> 掲載文
%%

遠藤(敬)委員 最後に、公務における雇用と年金の接続の問題です。

 重要な課題であり、私も以前からこの場で取り上げさせていただいておりますが、昨年六月に閣議決定をされた経済財政運営と改革の基本方針二〇一七においても、高齢者の就業促進を掲げられております。

 公務員については、定年の引上げについてまた具体的な検討を進められていると承知をしておりますが、先日は、政府の公務員の定年の引上げに関する検討会の論点整理が公表され、人事院に検討要請がなされたところであります。

 民間と公務をいずれも経験している候補者から見た場合、この雇用と年金の接続の難しさ、あるいは今後の検討で留意すべき点はどこにあるか、お伺いをしたいと思います。

立花参考人 どうもありがとうございます。

 雇用と年金の接続、これはもう待ったなしの課題で、遠藤先生御指摘のとおり、総理の方から人事院総裁に対しまして、先般、定年延長の問題について、公務員の分限、給与のあり方について検討要請が出されたということで、人事院といたしましても、平成二十三年に、段階的に定年を六十五まで延長すべきという意見を申し出たわけですけれども、その後は、政府の方の対応は再任用ということで対応してこられて、再任用ということで果たしてモチベーションが上がるのかどうなのか、いろいろ難しい指摘もございました。

 一方で、モチベーションの問題等々、モチベーションの問題は高齢者の問題もあるし、それから現役の若い人たちのモチベーションも両方あるわけで、その辺の問題を考えながら、かつ、平成二十三年以降、民間でもこの辺についていろいろ改革が進みつつあるようですし、その辺も参考にしながら、きちっと検討していく必要があると思っております。

 ただ、一つ、これはちょっと先生の御質問をおかりして、大変、私の個人的な意見でございますけれども、やはり六十以降について、公務で全ての方に望ましいポストを全部用意できるとは限らない。現に民間では、六十前後から早期退職とかあるいは再就職支援ということで、できるだけ多様な生き方といいましょうか、老後の生き方といいましょうか、そういうことも言われているわけです。

%%

> 指示 1
掲載文のうち、「遠藤(敬)委員 最後に、公務における雇用と年金の接続の問題です。」を含む語句で始まり「どこにあるか、お伺いをしたいと思います。」で終わる部分を、そのまま書き写してください。
> 指示 2
雇用と年金の接続を扱った掲載文を、途切れたところから書き進めてください。
データ欄の項目は、ここでは一切使いません。

> データ欄
%%

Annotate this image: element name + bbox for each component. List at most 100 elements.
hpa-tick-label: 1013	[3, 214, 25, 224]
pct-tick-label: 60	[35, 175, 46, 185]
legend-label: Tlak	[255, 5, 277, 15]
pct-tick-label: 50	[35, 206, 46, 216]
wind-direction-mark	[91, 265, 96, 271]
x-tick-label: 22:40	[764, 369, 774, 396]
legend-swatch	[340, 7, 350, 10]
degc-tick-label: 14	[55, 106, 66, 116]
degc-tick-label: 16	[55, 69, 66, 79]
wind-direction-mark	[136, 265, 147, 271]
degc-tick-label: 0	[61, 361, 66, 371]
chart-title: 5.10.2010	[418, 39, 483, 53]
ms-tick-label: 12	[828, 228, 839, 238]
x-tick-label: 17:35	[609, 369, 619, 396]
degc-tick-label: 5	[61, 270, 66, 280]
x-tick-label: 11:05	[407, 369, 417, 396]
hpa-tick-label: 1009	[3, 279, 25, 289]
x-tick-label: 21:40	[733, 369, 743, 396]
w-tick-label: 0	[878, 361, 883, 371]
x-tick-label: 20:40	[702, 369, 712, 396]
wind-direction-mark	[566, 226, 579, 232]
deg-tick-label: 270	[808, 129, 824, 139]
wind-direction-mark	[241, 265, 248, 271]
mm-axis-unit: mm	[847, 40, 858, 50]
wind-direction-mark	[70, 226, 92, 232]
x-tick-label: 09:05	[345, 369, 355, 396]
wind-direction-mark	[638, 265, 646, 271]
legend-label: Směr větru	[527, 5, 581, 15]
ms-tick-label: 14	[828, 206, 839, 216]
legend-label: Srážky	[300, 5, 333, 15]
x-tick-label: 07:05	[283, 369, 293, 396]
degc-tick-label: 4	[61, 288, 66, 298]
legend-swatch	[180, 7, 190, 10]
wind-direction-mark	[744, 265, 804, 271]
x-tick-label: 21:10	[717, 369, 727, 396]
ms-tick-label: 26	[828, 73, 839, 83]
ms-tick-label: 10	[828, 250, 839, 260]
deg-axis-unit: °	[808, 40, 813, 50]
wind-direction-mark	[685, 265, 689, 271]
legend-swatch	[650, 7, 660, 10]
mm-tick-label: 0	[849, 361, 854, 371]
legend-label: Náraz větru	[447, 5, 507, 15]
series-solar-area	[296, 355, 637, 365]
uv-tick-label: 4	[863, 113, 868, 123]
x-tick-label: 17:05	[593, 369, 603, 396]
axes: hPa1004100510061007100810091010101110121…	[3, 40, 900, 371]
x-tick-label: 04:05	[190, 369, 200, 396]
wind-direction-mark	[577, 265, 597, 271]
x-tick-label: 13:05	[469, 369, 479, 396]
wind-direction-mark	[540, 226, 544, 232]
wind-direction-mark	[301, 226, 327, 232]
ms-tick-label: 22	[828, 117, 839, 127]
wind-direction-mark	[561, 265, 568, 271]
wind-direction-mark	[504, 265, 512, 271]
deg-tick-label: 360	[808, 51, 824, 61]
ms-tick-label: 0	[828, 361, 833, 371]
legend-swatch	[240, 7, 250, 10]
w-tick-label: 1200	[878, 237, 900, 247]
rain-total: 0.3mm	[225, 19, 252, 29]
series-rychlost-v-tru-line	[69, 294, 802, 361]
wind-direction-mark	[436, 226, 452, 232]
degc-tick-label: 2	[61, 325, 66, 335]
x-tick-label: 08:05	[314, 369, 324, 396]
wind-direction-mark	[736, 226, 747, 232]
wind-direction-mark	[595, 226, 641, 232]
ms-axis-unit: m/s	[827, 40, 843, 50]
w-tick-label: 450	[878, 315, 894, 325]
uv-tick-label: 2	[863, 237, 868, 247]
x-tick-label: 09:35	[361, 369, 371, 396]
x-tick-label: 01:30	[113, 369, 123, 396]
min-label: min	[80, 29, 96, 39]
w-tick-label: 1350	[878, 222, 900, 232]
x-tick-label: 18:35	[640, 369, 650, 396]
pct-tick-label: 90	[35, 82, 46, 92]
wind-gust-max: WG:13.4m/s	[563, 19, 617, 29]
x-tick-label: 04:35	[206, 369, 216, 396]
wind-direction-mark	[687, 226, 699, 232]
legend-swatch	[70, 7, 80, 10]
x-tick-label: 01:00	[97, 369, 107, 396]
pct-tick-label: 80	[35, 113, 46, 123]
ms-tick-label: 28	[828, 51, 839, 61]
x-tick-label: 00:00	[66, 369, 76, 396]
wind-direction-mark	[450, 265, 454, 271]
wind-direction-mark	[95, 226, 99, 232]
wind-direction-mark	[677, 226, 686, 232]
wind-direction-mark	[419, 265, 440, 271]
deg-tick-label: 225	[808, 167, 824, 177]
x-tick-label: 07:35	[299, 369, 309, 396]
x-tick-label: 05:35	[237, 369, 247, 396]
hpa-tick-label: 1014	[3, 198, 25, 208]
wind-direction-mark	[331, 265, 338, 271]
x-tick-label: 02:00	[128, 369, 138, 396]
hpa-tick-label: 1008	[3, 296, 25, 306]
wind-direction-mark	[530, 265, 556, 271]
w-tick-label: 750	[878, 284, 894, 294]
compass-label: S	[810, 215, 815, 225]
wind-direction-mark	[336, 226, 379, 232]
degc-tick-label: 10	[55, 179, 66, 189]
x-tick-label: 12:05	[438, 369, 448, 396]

%%

> 解答 1
遠藤(敬)委員 最後に、公務における雇用と年金の接続の問題です。

 重要な課題であり、私も以前からこの場で取り上げさせていただいておりますが、昨年六月に閣議決定をされた経済財政運営と改革の基本方針二〇一七においても、高齢者の就業促進を掲げられております。

 公務員については、定年の引上げについてまた具体的な検討を進められていると承知をしておりますが、先日は、政府の公務員の定年の引上げに関する検討会の論点整理が公表され、人事院に検討要請がなされたところであります。

 民間と公務をいずれも経験している候補者から見た場合、この雇用と年金の接続の難しさ、あるいは今後の検討で留意すべき点はどこにあるか、お伺いをしたいと思います。

> 解答 2
 そういう意味で言うと、現在の公務員の再就職について、確かに右から左にこういうふうに移すというのは非常に論外だとしても、きちっと意識改革を含めて再就職を支援して、民間できちっとその能力、経験を生かしてもらうということは、国全体の立場からも、あるいは国と地方の関係からも非常に大事な課題なので、そういう意味で言うと、現在の再就職支援のあり方、特に官民人材交流センターがあっても余り活用されていないという点は、非常にもったいないといいましょうか、もちろん国民から批判されないように、やましいというふうに批判されないように、そういった対策を講じるとしても、六十前後からの出口の方をもう少し多様化して、いろいろな選択肢を用意するということも、非常に、この定年制、定年延長の問題に絡めて忘れてはならない課題ではないかなということで、ぜひ、この辺は取り組むべき宿題ではないかなというふうに考えております。

 以上でございます。

遠藤(敬)委員 立花参考人、御丁寧な答弁、ありがとうございました。

 終わります。

古屋委員長 これにて各会派を代表する委員の質疑は終了いたしました。

 これより自由質疑を行います。

 質疑される方は、挙手の上、委員長の許可を得て発言されるようお願いいたします。

 また、発言の際は、所属会派及び氏名をお述べいただき、一人一問一分以内としていただきますようお願いいたします。

 それでは、質疑のある方は挙手をお願いいたします。

塩川委員 日本共産党の塩川鉄也です。

 第二次安倍政権は、国家、国益に奉仕する国家公務員を掲げ、政権の方向性を常に念頭に置いて取り組むよう求め、政権に奉仕する公務員への改革を推進してきました。

 二〇一四年の国公法改定では、幹部職員人事の一元管理と称して、内閣官房に内閣人事局を設け、官邸が各府省の幹部人事に関与する仕組みをつくりました。その弊害が、森友、加計疑惑などにあらわれています。安倍総理夫妻へのそんたくが問われる森友学園疑惑の大もとには、政権に奉仕する公務員をつくる内閣人事局の存在があります。

 前川喜平氏は、文部科学次官時代に、官邸から幹部人事を差しかえろというのは間々あった、官邸の了解が必要ない課長クラスでも、あの人物を処遇しろとか外せと指示されたと述べております。

 立花参考人は、経団連在籍当時から幹部職員人事の一元管理を主張してこられましたが、安倍政権による内閣人事局の設置は、国民に奉仕する公務員から総理、官邸に奉仕する公務員へと公務員制度の変質を推し進めたのではないか。この点をお聞かせください。

立花参考人 塩川先生のお話、問題提起は、まさに公務員制度改革の本質の御議論につながるものだろうと思います。

 私、民間におったときは、やはり官僚主導だとか官僚内閣制だとか、そういう批判が多々ございました。それに対して、やはり国民が選んだ、それでマジョリティーをとった政党が内閣を組織し、その内閣が掲げる政策を実現するべく政策資源を動員する。その結果については、次の選挙で国民が判断を下す。そういう対応になっております。

 幹部人事については、やはり今、政治との応答性といいましょうか、政治が掲げる政策に対してどう自分たちがそれに取り組むかという視点は、一つの改革の視点であって、それを悪用してといいましょうか、恣意的な人事を行うということは、私は、許されない。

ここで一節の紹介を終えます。